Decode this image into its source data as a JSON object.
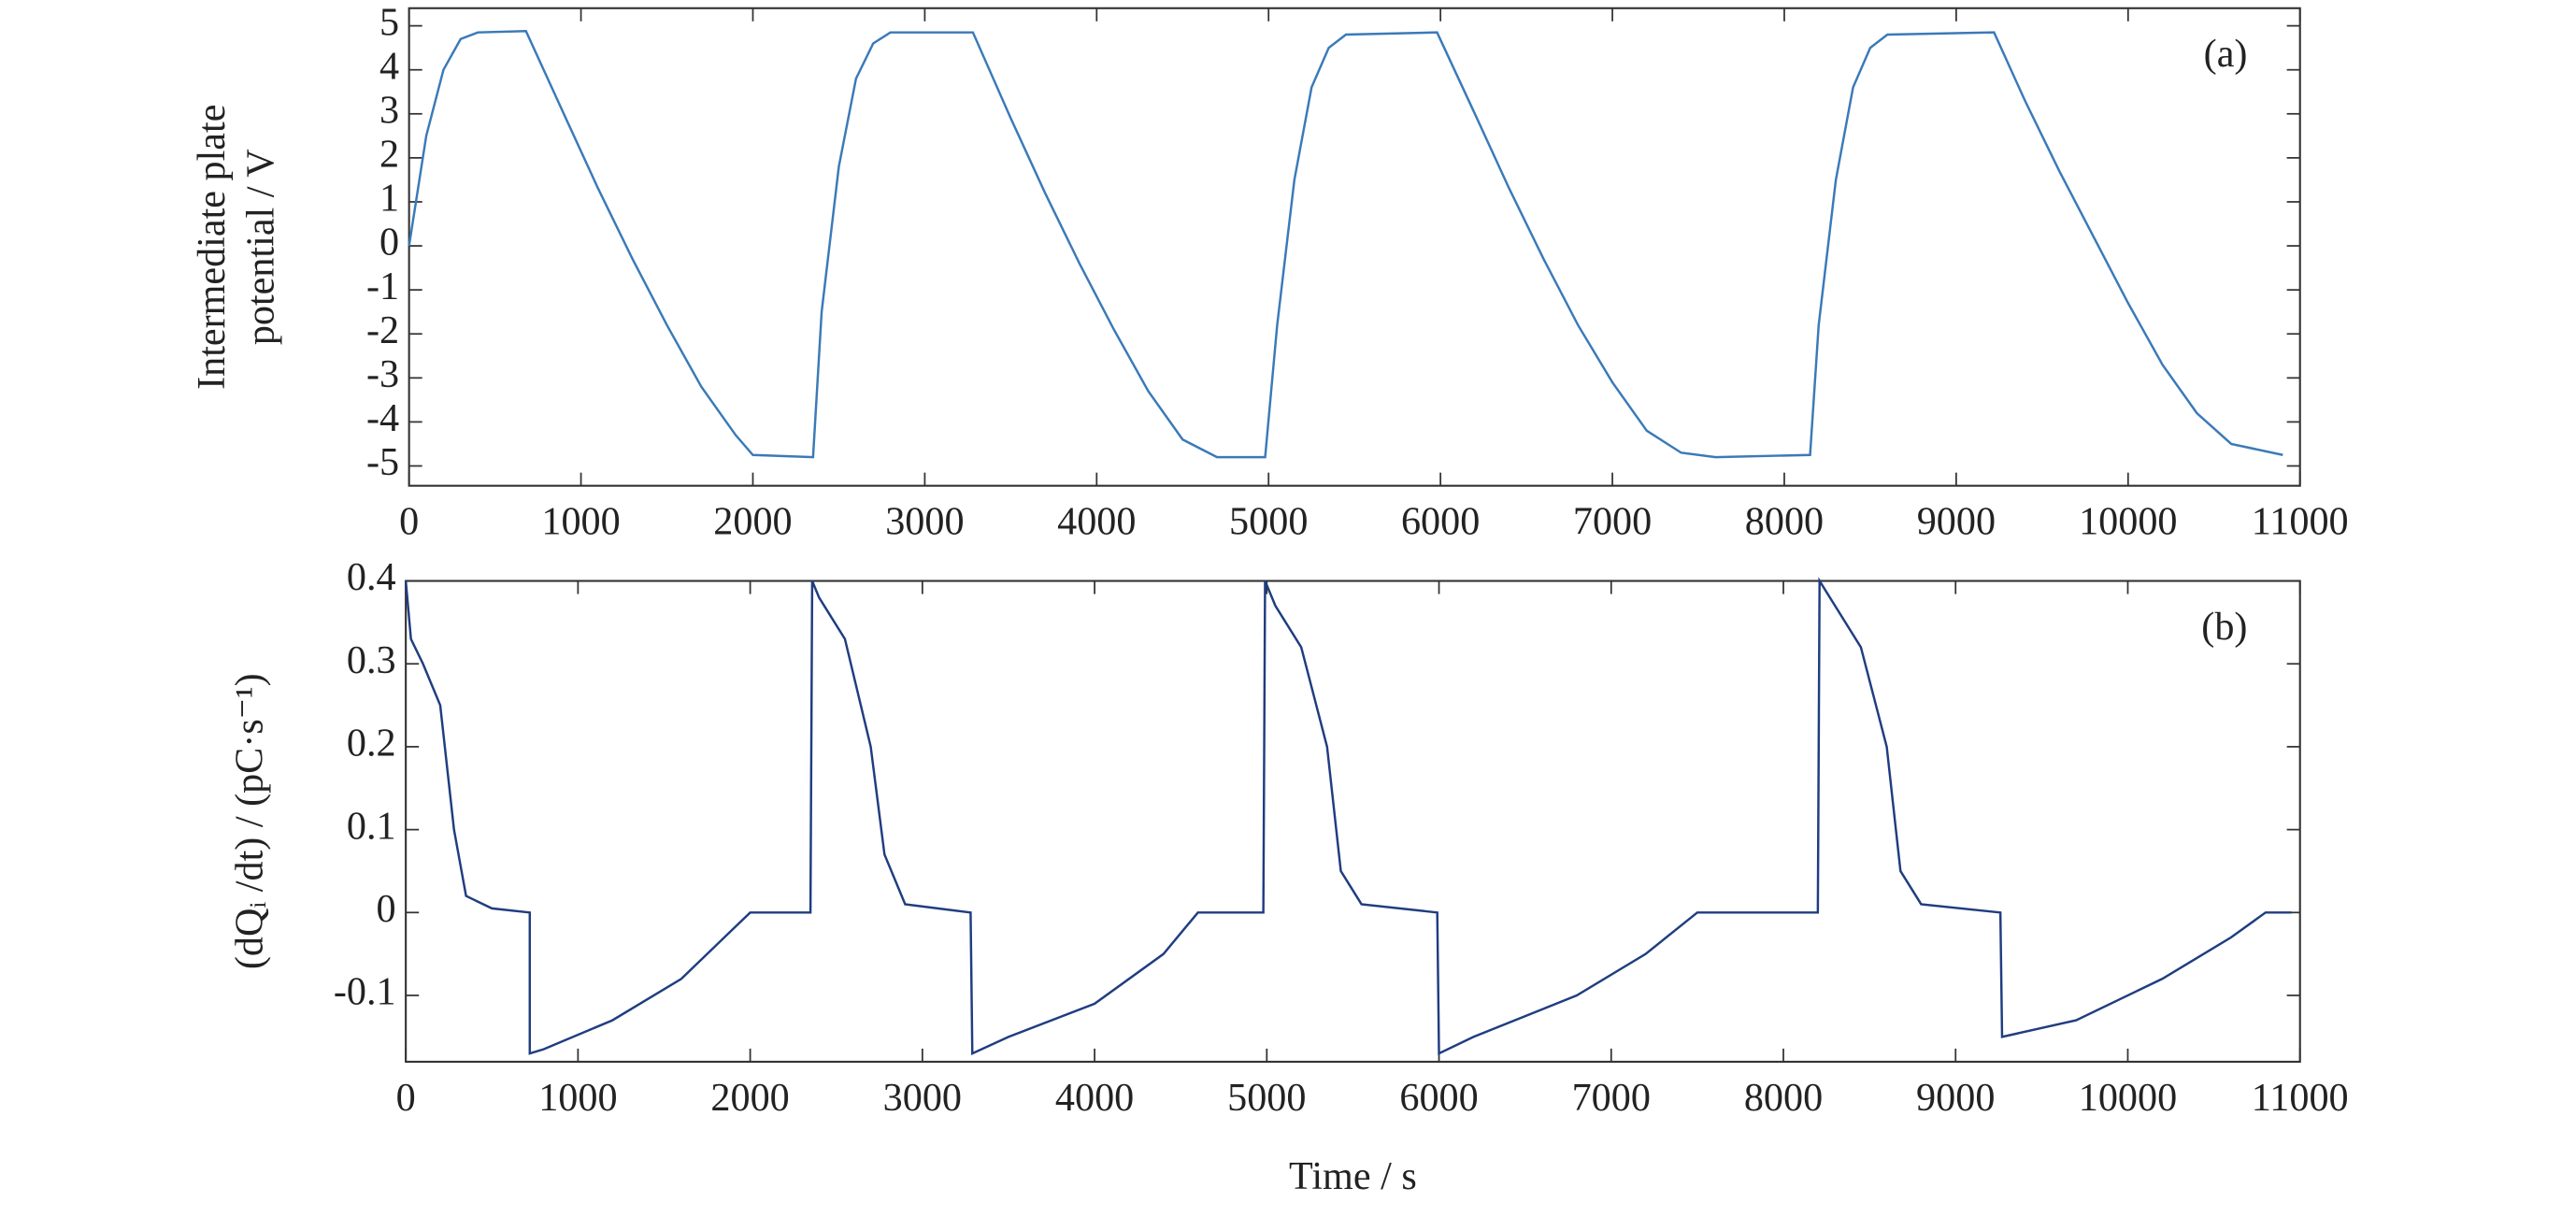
{
  "chart_data": [
    {
      "type": "line",
      "annotation": "(a)",
      "ylabel": [
        "Intermediate plate",
        "potential / V"
      ],
      "xlim": [
        0,
        11000
      ],
      "xticks": [
        0,
        1000,
        2000,
        3000,
        4000,
        5000,
        6000,
        7000,
        8000,
        9000,
        10000,
        11000
      ],
      "ylim": [
        -5.45,
        5.4
      ],
      "yticks": [
        -5,
        -4,
        -3,
        -2,
        -1,
        0,
        1,
        2,
        3,
        4,
        5
      ],
      "series": [
        {
          "color": "#3a7ab8",
          "x": [
            0,
            100,
            200,
            300,
            400,
            680,
            900,
            1100,
            1300,
            1500,
            1700,
            1900,
            2000,
            2350,
            2400,
            2500,
            2600,
            2700,
            2800,
            3280,
            3500,
            3700,
            3900,
            4100,
            4300,
            4500,
            4700,
            4980,
            5050,
            5150,
            5250,
            5350,
            5450,
            5980,
            6200,
            6400,
            6600,
            6800,
            7000,
            7200,
            7400,
            7600,
            8150,
            8200,
            8300,
            8400,
            8500,
            8600,
            9220,
            9400,
            9600,
            9800,
            10000,
            10200,
            10400,
            10600,
            10900
          ],
          "values": [
            0,
            2.5,
            4.0,
            4.7,
            4.85,
            4.88,
            3.0,
            1.3,
            -0.3,
            -1.8,
            -3.2,
            -4.3,
            -4.75,
            -4.8,
            -1.5,
            1.8,
            3.8,
            4.6,
            4.85,
            4.85,
            2.9,
            1.2,
            -0.4,
            -1.9,
            -3.3,
            -4.4,
            -4.8,
            -4.8,
            -1.8,
            1.5,
            3.6,
            4.5,
            4.8,
            4.85,
            3.0,
            1.3,
            -0.3,
            -1.8,
            -3.1,
            -4.2,
            -4.7,
            -4.8,
            -4.75,
            -1.8,
            1.5,
            3.6,
            4.5,
            4.8,
            4.85,
            3.3,
            1.7,
            0.2,
            -1.3,
            -2.7,
            -3.8,
            -4.5,
            -4.75
          ]
        }
      ]
    },
    {
      "type": "line",
      "annotation": "(b)",
      "ylabel": [
        "(dQᵢ /dt) / (pC·s⁻¹)"
      ],
      "xlabel": "Time / s",
      "xlim": [
        0,
        11000
      ],
      "xticks": [
        0,
        1000,
        2000,
        3000,
        4000,
        5000,
        6000,
        7000,
        8000,
        9000,
        10000,
        11000
      ],
      "ylim": [
        -0.18,
        0.4
      ],
      "yticks": [
        -0.1,
        0,
        0.1,
        0.2,
        0.3,
        0.4
      ],
      "series": [
        {
          "color": "#1f3d80",
          "x": [
            0,
            30,
            100,
            200,
            280,
            350,
            500,
            720,
            720,
            800,
            1200,
            1600,
            1900,
            2000,
            2350,
            2360,
            2400,
            2550,
            2700,
            2780,
            2900,
            3280,
            3290,
            3500,
            4000,
            4400,
            4600,
            4980,
            4990,
            5050,
            5200,
            5350,
            5430,
            5550,
            5990,
            6000,
            6200,
            6800,
            7200,
            7500,
            8200,
            8210,
            8300,
            8450,
            8600,
            8680,
            8800,
            9260,
            9270,
            9700,
            10200,
            10600,
            10800,
            10950
          ],
          "values": [
            0.4,
            0.33,
            0.3,
            0.25,
            0.1,
            0.02,
            0.005,
            0,
            -0.17,
            -0.165,
            -0.13,
            -0.08,
            -0.02,
            0,
            0,
            0.4,
            0.38,
            0.33,
            0.2,
            0.07,
            0.01,
            0,
            -0.17,
            -0.15,
            -0.11,
            -0.05,
            0,
            0,
            0.4,
            0.37,
            0.32,
            0.2,
            0.05,
            0.01,
            0,
            -0.17,
            -0.15,
            -0.1,
            -0.05,
            0,
            0,
            0.4,
            0.37,
            0.32,
            0.2,
            0.05,
            0.01,
            0,
            -0.15,
            -0.13,
            -0.08,
            -0.03,
            0,
            0
          ]
        }
      ]
    }
  ]
}
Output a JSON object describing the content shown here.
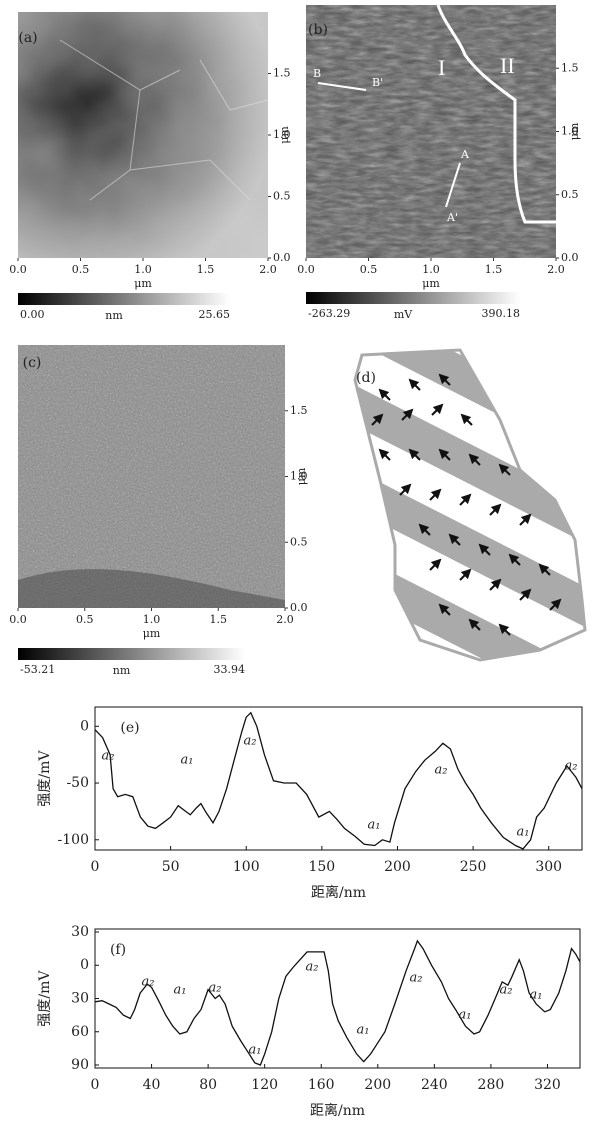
{
  "chart_data": [
    {
      "type": "image",
      "label": "(a)",
      "xlim": [
        0,
        2
      ],
      "ylim": [
        0,
        2
      ],
      "xticks": [
        {
          "value": 0,
          "label": "0.0"
        },
        0.5,
        {
          "value": 1,
          "label": "1.0"
        },
        1.5,
        {
          "value": 2,
          "label": "2.0"
        }
      ],
      "yticks": [
        {
          "value": 0,
          "label": "0.0"
        },
        0.5,
        {
          "value": 1,
          "label": "1.0"
        },
        1.5
      ],
      "xlabel": "μm",
      "ylabel": "μm",
      "colorbar": {
        "min": {
          "value": 0,
          "label": "0.00"
        },
        "max": 25.65,
        "unit": "nm"
      }
    },
    {
      "type": "image",
      "label": "(b)",
      "xlim": [
        0,
        2
      ],
      "ylim": [
        0,
        2
      ],
      "xticks": [
        {
          "value": 0,
          "label": "0.0"
        },
        0.5,
        {
          "value": 1,
          "label": "1.0"
        },
        1.5,
        {
          "value": 2,
          "label": "2.0"
        }
      ],
      "yticks": [
        {
          "value": 0,
          "label": "0.0"
        },
        0.5,
        {
          "value": 1,
          "label": "1.0"
        },
        1.5
      ],
      "xlabel": "μm",
      "ylabel": "μm",
      "colorbar": {
        "min": -263.29,
        "max": 390.18,
        "unit": "mV"
      },
      "annotations": [
        "B",
        "B'",
        "A",
        "A'",
        "I",
        "II"
      ]
    },
    {
      "type": "image",
      "label": "(c)",
      "xlim": [
        0,
        2
      ],
      "ylim": [
        0,
        2
      ],
      "xticks": [
        {
          "value": 0,
          "label": "0.0"
        },
        0.5,
        {
          "value": 1,
          "label": "1.0"
        },
        1.5,
        {
          "value": 2,
          "label": "2.0"
        }
      ],
      "yticks": [
        {
          "value": 0,
          "label": "0.0"
        },
        0.5,
        {
          "value": 1,
          "label": "1.0"
        },
        1.5
      ],
      "xlabel": "μm",
      "ylabel": "μm",
      "colorbar": {
        "min": -53.21,
        "max": 33.94,
        "unit": "nm"
      }
    },
    {
      "type": "diagram",
      "label": "(d)"
    },
    {
      "type": "line",
      "label": "(e)",
      "xlabel": "距离/nm",
      "ylabel": "强度/mV",
      "color": "#111",
      "xlim": [
        0,
        322
      ],
      "ylim": [
        -109,
        17
      ],
      "xticks": [
        0,
        50,
        100,
        150,
        200,
        250,
        300
      ],
      "yticks": [
        0,
        -50,
        -100
      ],
      "x": [
        0,
        5,
        10,
        12,
        15,
        20,
        25,
        30,
        35,
        40,
        45,
        50,
        55,
        60,
        63,
        67,
        70,
        73,
        78,
        82,
        87,
        92,
        97,
        100,
        103,
        107,
        112,
        118,
        125,
        133,
        140,
        148,
        155,
        160,
        165,
        172,
        178,
        185,
        190,
        195,
        198,
        205,
        212,
        218,
        225,
        230,
        235,
        240,
        245,
        250,
        255,
        262,
        270,
        278,
        283,
        288,
        292,
        297,
        305,
        312,
        318,
        322
      ],
      "values": [
        -3,
        -10,
        -25,
        -55,
        -62,
        -60,
        -62,
        -80,
        -88,
        -90,
        -85,
        -80,
        -70,
        -75,
        -78,
        -72,
        -68,
        -75,
        -85,
        -75,
        -55,
        -30,
        -5,
        8,
        12,
        0,
        -25,
        -48,
        -50,
        -50,
        -60,
        -80,
        -75,
        -82,
        -90,
        -97,
        -104,
        -105,
        -100,
        -102,
        -85,
        -55,
        -40,
        -30,
        -22,
        -15,
        -20,
        -38,
        -50,
        -60,
        -72,
        -85,
        -98,
        -105,
        -108,
        -100,
        -80,
        -72,
        -50,
        -35,
        -45,
        -55
      ],
      "annotations": [
        "a₂",
        "a₁",
        "a₂",
        "a₁",
        "a₂",
        "a₁",
        "a₂"
      ]
    },
    {
      "type": "line",
      "label": "(f)",
      "xlabel": "距离/nm",
      "ylabel": "强度/mV",
      "color": "#111",
      "xlim": [
        0,
        343
      ],
      "ylim": [
        -92.7,
        32.7
      ],
      "xticks": [
        0,
        40,
        80,
        120,
        160,
        200,
        240,
        280,
        320
      ],
      "yticks": [
        30,
        0,
        {
          "value": -30,
          "label": "30"
        },
        {
          "value": -60,
          "label": "60"
        },
        {
          "value": -90,
          "label": "90"
        }
      ],
      "x": [
        0,
        5,
        10,
        15,
        20,
        25,
        28,
        32,
        37,
        40,
        45,
        50,
        55,
        60,
        65,
        70,
        75,
        80,
        85,
        88,
        92,
        97,
        103,
        108,
        113,
        117,
        120,
        125,
        130,
        135,
        140,
        145,
        150,
        155,
        162,
        165,
        168,
        172,
        178,
        185,
        190,
        195,
        200,
        205,
        212,
        220,
        226,
        228,
        232,
        238,
        245,
        250,
        255,
        262,
        268,
        272,
        278,
        283,
        288,
        292,
        295,
        300,
        303,
        307,
        312,
        318,
        322,
        328,
        333,
        337,
        340,
        343
      ],
      "values": [
        -33,
        -32,
        -35,
        -38,
        -45,
        -48,
        -40,
        -25,
        -17,
        -20,
        -32,
        -45,
        -55,
        -62,
        -60,
        -48,
        -40,
        -22,
        -30,
        -27,
        -35,
        -55,
        -68,
        -78,
        -88,
        -90,
        -80,
        -60,
        -30,
        -10,
        -2,
        5,
        12,
        12,
        12,
        -5,
        -35,
        -50,
        -65,
        -80,
        -87,
        -80,
        -70,
        -60,
        -35,
        -5,
        15,
        22,
        15,
        0,
        -15,
        -30,
        -40,
        -55,
        -62,
        -60,
        -45,
        -30,
        -15,
        -18,
        -10,
        5,
        -5,
        -25,
        -35,
        -42,
        -40,
        -25,
        -5,
        15,
        10,
        3
      ],
      "annotations": [
        "a₂",
        "a₁",
        "a₂",
        "a₁",
        "a₂",
        "a₁",
        "a₂",
        "a₁",
        "a₂",
        "a₁"
      ]
    }
  ]
}
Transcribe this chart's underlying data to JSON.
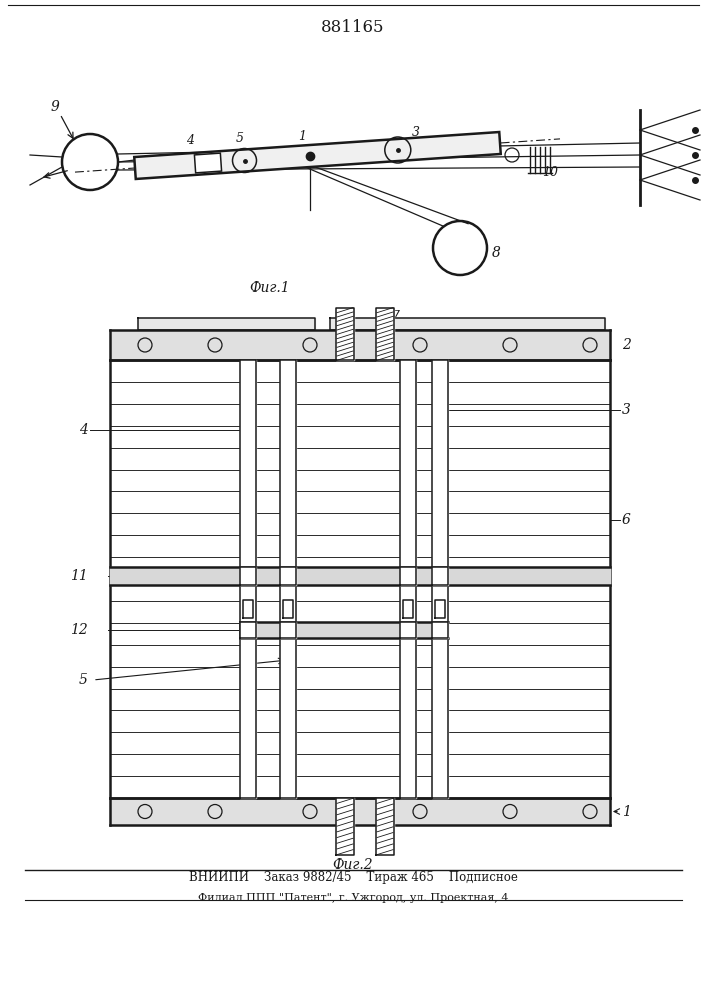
{
  "title": "881165",
  "fig1_label": "Фиг.1",
  "fig2_label": "Фиг.2",
  "bottom_line1": "ВНИИПИ    Заказ 9882/45    Тираж 465    Подписное",
  "bottom_line2": "Филиал ППП \"Патент\", г. Ужгород, ул. Проектная, 4",
  "bg_color": "#ffffff",
  "lc": "#1a1a1a"
}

============================================================

**What you need to do**. Return each line among the entries that holds the word "JSON".

**Answer to this exercise**.
Decode this image into its source data as a JSON object.
Output a JSON object describing the content shown here.
Transcribe this chart's underlying data to JSON.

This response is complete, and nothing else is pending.